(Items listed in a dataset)
====

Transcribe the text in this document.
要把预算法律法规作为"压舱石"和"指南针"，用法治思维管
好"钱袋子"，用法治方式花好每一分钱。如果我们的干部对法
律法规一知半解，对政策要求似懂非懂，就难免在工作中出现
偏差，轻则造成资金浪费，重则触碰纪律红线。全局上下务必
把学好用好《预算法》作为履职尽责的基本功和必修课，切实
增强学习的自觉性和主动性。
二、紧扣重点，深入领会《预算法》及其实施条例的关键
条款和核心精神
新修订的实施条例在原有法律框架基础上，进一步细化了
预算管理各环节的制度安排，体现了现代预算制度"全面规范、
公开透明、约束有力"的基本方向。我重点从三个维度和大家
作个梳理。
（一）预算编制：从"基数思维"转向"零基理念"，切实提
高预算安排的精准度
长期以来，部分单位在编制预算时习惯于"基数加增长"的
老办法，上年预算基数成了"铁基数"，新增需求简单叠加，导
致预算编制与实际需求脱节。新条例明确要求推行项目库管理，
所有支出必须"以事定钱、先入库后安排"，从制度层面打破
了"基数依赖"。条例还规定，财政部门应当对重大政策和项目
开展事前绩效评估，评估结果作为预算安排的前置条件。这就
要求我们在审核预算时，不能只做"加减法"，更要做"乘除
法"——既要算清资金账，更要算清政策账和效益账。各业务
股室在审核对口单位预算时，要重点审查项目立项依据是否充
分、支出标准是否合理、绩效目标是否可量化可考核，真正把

====

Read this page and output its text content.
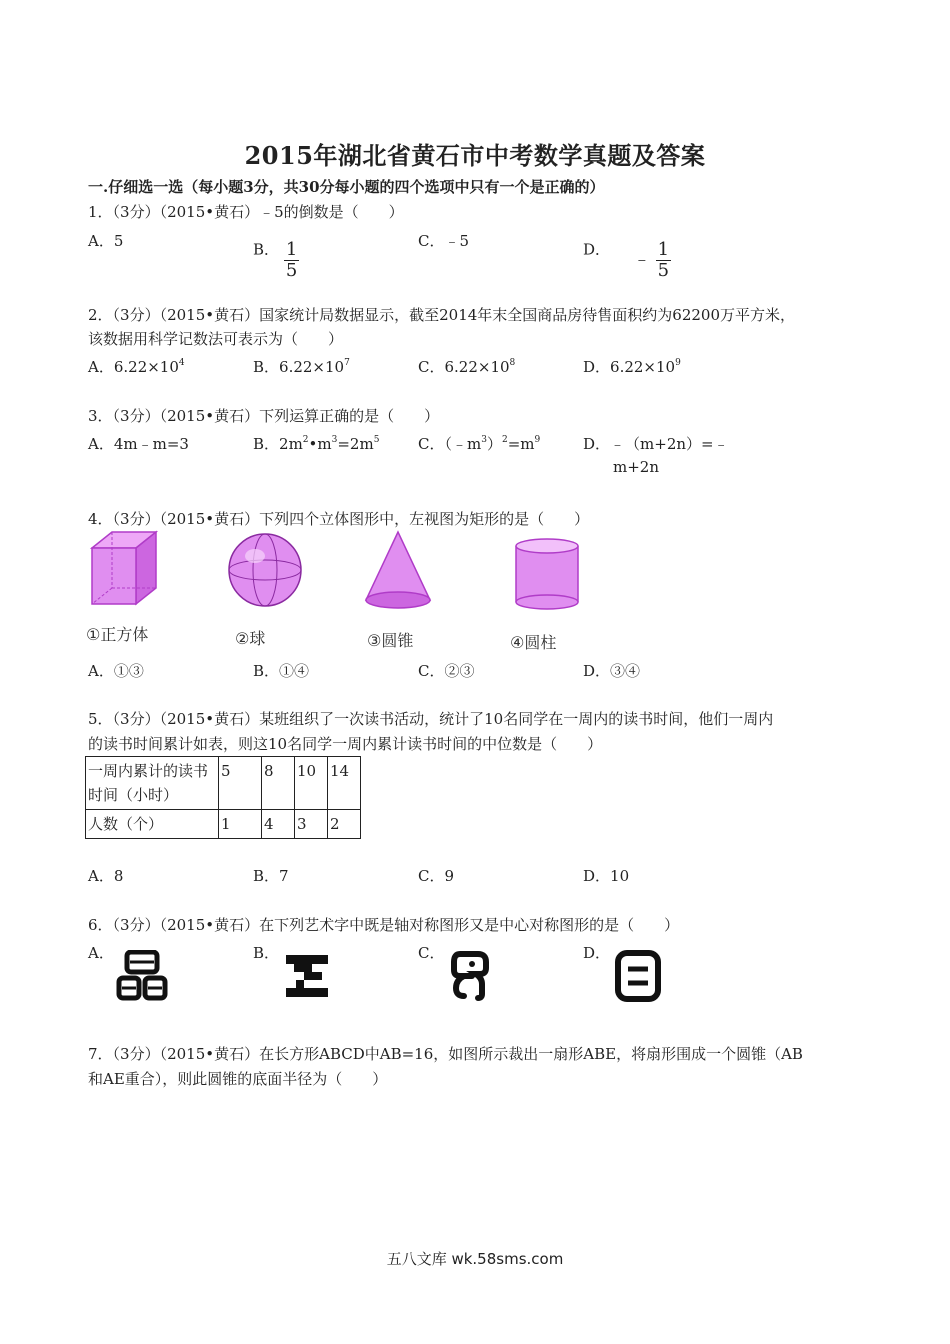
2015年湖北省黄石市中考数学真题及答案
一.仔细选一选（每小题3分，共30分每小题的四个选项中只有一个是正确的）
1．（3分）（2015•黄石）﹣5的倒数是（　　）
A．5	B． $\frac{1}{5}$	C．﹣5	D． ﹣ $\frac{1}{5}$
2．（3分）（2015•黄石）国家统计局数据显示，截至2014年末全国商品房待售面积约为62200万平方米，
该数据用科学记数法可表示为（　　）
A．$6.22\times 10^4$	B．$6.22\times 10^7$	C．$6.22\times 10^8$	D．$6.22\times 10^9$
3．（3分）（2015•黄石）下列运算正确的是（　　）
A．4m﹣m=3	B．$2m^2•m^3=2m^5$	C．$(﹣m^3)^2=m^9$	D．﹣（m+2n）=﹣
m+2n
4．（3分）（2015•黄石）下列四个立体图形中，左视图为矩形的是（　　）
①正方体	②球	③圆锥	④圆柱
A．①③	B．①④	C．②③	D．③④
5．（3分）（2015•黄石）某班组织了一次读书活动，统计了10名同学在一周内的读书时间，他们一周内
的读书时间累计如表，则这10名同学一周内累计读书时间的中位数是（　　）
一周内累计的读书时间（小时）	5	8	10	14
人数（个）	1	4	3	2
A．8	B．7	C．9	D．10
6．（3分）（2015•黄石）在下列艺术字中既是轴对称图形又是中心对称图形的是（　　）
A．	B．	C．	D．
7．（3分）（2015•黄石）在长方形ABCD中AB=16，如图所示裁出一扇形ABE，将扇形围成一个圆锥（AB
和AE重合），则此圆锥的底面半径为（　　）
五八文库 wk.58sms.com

====

» What you need to do: From the entries above, copy every line where the word "text" shows up.

» Task result:
Transcribe the text in this document.
Read this page and output its text content.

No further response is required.